Dataset excerpts:
┌──

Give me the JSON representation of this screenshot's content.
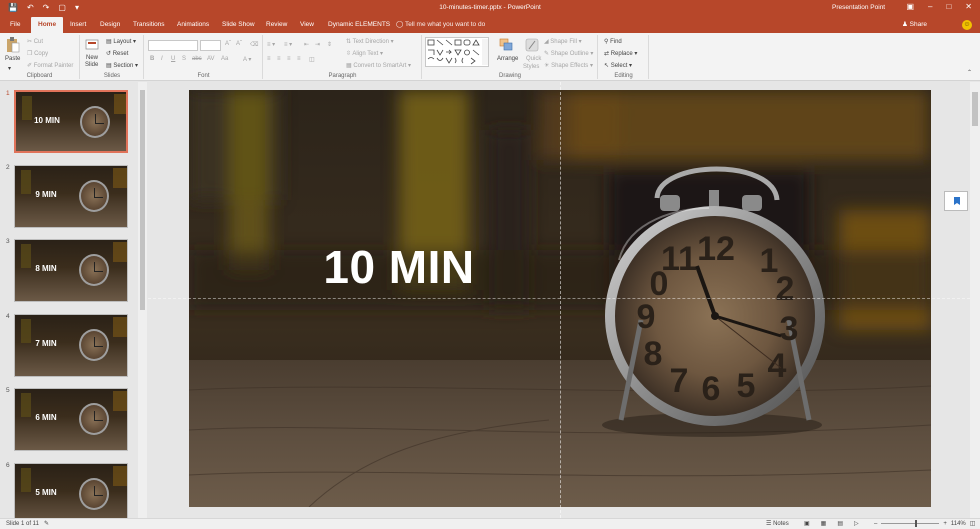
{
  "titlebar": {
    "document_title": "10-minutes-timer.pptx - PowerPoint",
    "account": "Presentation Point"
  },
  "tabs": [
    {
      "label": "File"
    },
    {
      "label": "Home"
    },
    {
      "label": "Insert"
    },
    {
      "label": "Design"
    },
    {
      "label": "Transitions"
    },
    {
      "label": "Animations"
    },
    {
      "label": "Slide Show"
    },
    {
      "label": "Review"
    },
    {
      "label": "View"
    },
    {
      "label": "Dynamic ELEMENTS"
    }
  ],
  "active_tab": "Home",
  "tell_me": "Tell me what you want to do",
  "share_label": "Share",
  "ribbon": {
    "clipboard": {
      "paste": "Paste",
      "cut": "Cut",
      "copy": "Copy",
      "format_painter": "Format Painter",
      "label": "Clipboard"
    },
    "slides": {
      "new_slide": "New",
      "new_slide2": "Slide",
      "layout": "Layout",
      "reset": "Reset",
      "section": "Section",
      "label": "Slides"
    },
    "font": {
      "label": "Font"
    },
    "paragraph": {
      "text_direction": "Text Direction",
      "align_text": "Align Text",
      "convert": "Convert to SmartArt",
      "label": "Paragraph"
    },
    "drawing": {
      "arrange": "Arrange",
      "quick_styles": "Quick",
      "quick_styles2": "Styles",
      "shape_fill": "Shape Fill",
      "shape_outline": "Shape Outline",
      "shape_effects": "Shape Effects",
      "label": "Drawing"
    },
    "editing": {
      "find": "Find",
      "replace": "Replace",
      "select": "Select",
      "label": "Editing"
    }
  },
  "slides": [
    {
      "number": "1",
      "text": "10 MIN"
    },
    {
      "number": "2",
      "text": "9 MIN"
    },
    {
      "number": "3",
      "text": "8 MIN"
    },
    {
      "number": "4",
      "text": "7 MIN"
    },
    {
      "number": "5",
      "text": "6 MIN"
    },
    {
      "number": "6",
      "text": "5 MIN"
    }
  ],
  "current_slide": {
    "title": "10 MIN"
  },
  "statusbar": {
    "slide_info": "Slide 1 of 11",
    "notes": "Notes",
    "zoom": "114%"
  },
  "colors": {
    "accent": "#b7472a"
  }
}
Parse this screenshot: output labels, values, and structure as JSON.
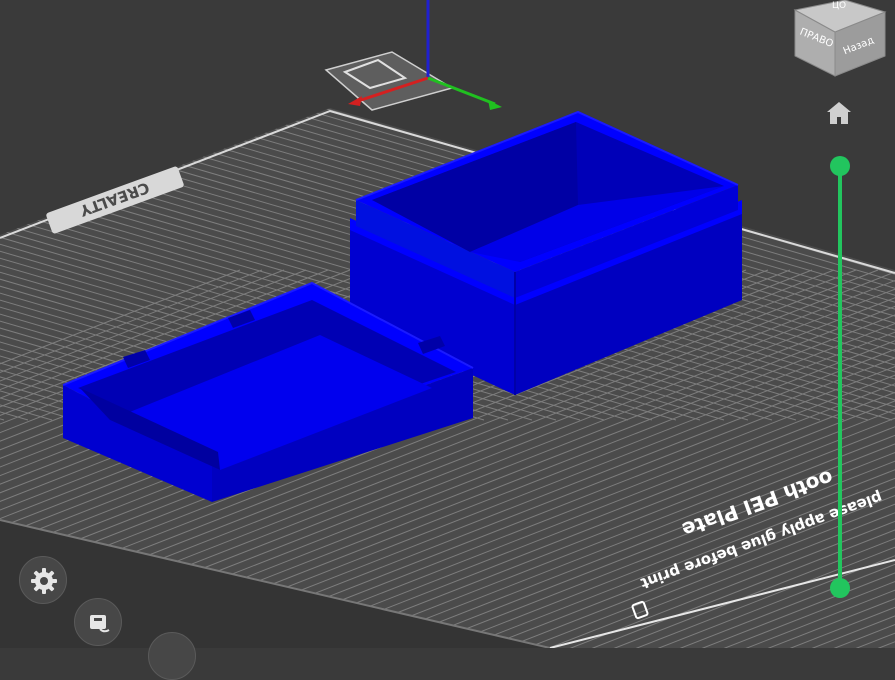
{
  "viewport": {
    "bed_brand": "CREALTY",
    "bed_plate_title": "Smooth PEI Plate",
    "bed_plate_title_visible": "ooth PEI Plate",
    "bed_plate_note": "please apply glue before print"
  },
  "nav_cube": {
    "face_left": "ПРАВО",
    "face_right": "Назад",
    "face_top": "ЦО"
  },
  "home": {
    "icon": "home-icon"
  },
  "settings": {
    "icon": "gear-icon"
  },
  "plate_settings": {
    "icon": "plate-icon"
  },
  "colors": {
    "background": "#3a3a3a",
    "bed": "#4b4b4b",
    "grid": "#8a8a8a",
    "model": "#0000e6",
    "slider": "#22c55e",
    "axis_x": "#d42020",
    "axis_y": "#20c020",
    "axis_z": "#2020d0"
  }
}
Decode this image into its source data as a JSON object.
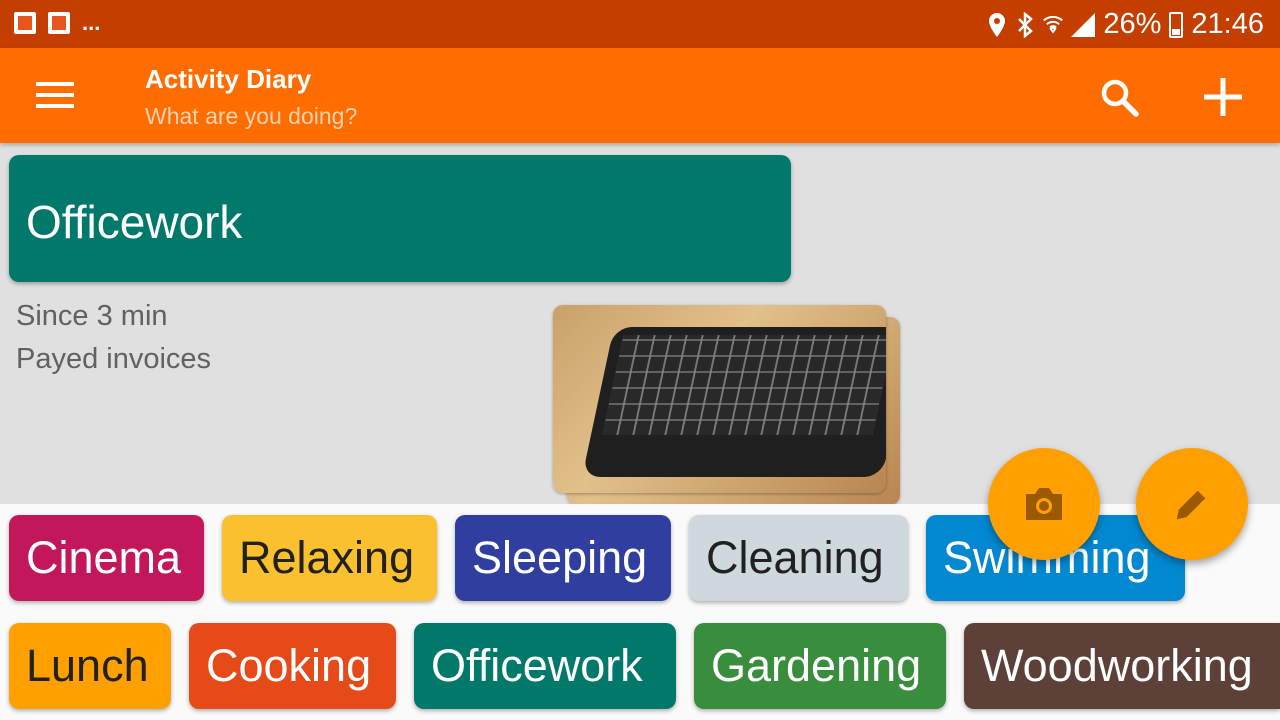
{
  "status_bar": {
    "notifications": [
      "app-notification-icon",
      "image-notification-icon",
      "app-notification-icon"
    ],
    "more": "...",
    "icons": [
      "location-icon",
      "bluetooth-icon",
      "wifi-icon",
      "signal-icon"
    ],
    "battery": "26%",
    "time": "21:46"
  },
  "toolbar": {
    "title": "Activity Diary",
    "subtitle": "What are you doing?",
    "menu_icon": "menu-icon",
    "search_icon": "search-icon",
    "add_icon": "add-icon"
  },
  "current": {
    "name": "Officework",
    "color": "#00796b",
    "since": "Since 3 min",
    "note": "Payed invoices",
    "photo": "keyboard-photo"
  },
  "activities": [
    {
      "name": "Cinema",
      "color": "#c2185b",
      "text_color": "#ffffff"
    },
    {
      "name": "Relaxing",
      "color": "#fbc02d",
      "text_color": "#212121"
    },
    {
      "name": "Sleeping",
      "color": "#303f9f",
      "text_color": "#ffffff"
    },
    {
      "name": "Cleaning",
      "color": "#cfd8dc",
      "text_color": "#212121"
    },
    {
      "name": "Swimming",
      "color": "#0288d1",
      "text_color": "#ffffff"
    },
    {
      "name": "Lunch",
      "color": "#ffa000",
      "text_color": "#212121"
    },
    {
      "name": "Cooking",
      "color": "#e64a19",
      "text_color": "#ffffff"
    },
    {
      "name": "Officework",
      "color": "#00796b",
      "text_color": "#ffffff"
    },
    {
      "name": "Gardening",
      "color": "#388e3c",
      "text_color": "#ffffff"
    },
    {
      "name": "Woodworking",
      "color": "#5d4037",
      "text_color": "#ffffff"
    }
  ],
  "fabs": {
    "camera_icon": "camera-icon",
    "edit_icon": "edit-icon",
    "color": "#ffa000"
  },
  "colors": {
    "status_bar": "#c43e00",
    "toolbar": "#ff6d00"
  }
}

└──
┌──

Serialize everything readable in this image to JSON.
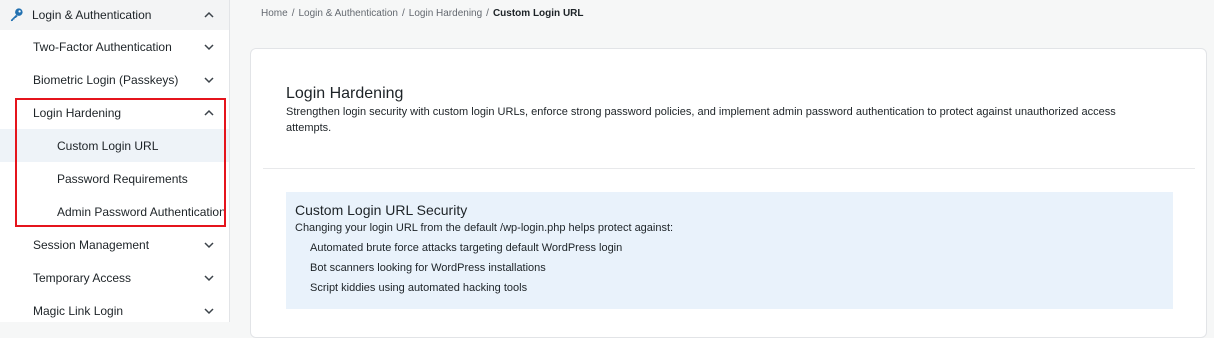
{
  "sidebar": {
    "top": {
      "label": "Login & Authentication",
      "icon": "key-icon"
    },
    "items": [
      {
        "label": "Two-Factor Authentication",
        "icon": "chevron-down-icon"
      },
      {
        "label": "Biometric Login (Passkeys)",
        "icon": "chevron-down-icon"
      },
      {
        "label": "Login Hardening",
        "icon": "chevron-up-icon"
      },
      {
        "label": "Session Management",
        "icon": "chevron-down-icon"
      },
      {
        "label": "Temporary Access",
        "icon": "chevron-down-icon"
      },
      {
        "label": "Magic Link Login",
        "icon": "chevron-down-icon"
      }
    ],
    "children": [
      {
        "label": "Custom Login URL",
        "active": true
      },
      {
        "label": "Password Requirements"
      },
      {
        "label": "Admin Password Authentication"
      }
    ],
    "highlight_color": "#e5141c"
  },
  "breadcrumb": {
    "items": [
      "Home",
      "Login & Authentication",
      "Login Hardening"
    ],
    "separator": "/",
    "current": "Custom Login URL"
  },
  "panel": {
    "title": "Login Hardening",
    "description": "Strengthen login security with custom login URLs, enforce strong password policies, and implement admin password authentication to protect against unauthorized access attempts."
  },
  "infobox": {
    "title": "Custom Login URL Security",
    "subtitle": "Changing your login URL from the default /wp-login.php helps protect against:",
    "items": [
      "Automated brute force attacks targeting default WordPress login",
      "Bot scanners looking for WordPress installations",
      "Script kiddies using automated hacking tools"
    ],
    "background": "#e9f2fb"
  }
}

└──

### Exercise brief
Gather each line in the entries above where the string "background" is found.

### Written answer
    "background": "#3a3a3a",
    "background": "#e9f2fb"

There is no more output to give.